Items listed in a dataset
────────
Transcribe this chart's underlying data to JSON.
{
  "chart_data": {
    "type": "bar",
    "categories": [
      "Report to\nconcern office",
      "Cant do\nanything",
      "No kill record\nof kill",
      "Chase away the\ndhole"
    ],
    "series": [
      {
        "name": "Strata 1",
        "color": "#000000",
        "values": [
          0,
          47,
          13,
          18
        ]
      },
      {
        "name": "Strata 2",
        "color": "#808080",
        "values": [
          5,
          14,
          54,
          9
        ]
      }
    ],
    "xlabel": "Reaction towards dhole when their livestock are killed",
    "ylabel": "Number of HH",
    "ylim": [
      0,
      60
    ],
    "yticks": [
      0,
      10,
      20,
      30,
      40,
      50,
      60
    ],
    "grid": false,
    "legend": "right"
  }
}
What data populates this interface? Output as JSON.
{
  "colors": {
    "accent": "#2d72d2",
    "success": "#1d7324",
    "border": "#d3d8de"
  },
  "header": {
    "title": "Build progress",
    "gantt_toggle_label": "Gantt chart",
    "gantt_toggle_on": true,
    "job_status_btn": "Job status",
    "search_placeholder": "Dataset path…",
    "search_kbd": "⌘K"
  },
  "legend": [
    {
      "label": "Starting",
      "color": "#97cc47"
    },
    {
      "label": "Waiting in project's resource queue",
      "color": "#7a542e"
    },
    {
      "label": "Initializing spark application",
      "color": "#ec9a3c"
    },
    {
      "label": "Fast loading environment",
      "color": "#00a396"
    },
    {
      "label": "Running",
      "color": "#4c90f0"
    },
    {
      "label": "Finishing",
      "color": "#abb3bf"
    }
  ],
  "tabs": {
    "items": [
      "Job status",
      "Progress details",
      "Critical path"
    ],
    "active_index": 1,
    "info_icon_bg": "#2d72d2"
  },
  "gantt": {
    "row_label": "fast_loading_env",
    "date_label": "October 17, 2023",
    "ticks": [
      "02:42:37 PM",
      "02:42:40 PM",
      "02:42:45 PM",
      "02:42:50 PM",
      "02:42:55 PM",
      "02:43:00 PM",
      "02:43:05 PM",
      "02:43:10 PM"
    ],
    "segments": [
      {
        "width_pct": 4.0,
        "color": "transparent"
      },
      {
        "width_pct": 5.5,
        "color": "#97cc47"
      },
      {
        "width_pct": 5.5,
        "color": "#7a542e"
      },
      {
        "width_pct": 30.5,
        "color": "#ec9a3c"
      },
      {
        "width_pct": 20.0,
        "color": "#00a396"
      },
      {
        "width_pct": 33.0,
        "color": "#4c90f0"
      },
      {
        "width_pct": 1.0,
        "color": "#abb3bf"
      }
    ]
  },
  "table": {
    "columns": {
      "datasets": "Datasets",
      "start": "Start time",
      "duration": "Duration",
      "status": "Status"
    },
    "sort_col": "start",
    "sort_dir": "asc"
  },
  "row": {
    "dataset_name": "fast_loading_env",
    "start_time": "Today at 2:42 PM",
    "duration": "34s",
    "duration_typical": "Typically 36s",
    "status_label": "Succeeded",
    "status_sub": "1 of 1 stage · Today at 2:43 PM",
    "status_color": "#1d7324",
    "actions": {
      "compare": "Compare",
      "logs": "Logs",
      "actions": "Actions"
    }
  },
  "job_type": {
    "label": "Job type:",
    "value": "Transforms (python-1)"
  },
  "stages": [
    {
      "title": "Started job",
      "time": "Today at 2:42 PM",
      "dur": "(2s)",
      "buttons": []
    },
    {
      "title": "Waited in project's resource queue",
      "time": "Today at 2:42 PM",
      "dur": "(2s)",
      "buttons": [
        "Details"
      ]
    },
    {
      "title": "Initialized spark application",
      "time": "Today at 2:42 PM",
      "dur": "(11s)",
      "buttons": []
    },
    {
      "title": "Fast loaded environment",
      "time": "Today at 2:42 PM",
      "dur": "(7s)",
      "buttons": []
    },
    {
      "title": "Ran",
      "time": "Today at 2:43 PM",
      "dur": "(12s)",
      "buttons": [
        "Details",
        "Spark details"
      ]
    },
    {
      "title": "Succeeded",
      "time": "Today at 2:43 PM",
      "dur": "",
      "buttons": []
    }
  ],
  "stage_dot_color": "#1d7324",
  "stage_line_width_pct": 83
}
────────
◆ Problem to solve
Say the number of lines in the records above that include the string "environment", and no more.

◆ Output of the task
2